* Written problem: Can you rewrite the lines below, changing "screenshot" to "screen capture" and leaving everything else untouched?

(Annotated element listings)

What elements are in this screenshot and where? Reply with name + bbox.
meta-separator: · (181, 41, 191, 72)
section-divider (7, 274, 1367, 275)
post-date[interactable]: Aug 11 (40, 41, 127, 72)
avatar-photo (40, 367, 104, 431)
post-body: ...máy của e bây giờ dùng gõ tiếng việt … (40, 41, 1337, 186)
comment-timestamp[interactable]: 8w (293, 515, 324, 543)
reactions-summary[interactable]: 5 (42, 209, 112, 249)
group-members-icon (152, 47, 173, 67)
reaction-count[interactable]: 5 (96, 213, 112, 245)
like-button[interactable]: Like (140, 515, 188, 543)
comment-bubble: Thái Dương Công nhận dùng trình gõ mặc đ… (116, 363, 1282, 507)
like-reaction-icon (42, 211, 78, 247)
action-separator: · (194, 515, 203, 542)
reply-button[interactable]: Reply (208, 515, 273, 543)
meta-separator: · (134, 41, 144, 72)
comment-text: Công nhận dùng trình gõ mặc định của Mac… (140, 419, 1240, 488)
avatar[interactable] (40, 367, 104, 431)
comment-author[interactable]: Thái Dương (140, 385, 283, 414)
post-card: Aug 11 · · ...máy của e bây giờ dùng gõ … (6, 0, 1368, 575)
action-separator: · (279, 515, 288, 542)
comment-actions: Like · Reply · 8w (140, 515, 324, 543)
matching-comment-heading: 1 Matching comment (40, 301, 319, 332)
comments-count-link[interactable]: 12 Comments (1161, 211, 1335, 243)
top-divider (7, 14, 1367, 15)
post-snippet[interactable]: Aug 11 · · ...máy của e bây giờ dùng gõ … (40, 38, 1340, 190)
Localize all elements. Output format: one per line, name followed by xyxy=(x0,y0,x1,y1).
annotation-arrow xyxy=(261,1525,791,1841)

* Task output:
What elements are in this screen capture and where? Reply with name + bbox.
meta-separator: · (181, 41, 191, 72)
section-divider (7, 274, 1367, 275)
post-date[interactable]: Aug 11 (40, 41, 127, 72)
avatar-photo (40, 367, 104, 431)
post-body: ...máy của e bây giờ dùng gõ tiếng việt … (40, 41, 1337, 186)
comment-timestamp[interactable]: 8w (293, 515, 324, 543)
reactions-summary[interactable]: 5 (42, 209, 112, 249)
group-members-icon (152, 47, 173, 67)
reaction-count[interactable]: 5 (96, 213, 112, 245)
like-button[interactable]: Like (140, 515, 188, 543)
comment-bubble: Thái Dương Công nhận dùng trình gõ mặc đ… (116, 363, 1282, 507)
like-reaction-icon (42, 211, 78, 247)
action-separator: · (194, 515, 203, 542)
reply-button[interactable]: Reply (208, 515, 273, 543)
meta-separator: · (134, 41, 144, 72)
comment-text: Công nhận dùng trình gõ mặc định của Mac… (140, 419, 1240, 488)
avatar[interactable] (40, 367, 104, 431)
comment-author[interactable]: Thái Dương (140, 385, 283, 414)
post-card: Aug 11 · · ...máy của e bây giờ dùng gõ … (6, 0, 1368, 575)
action-separator: · (279, 515, 288, 542)
comment-actions: Like · Reply · 8w (140, 515, 324, 543)
matching-comment-heading: 1 Matching comment (40, 301, 319, 332)
comments-count-link[interactable]: 12 Comments (1161, 211, 1335, 243)
top-divider (7, 14, 1367, 15)
post-snippet[interactable]: Aug 11 · · ...máy của e bây giờ dùng gõ … (40, 38, 1340, 190)
Localize all elements. Output format: one per line, name followed by xyxy=(x0,y0,x1,y1).
annotation-arrow xyxy=(261,1525,791,1841)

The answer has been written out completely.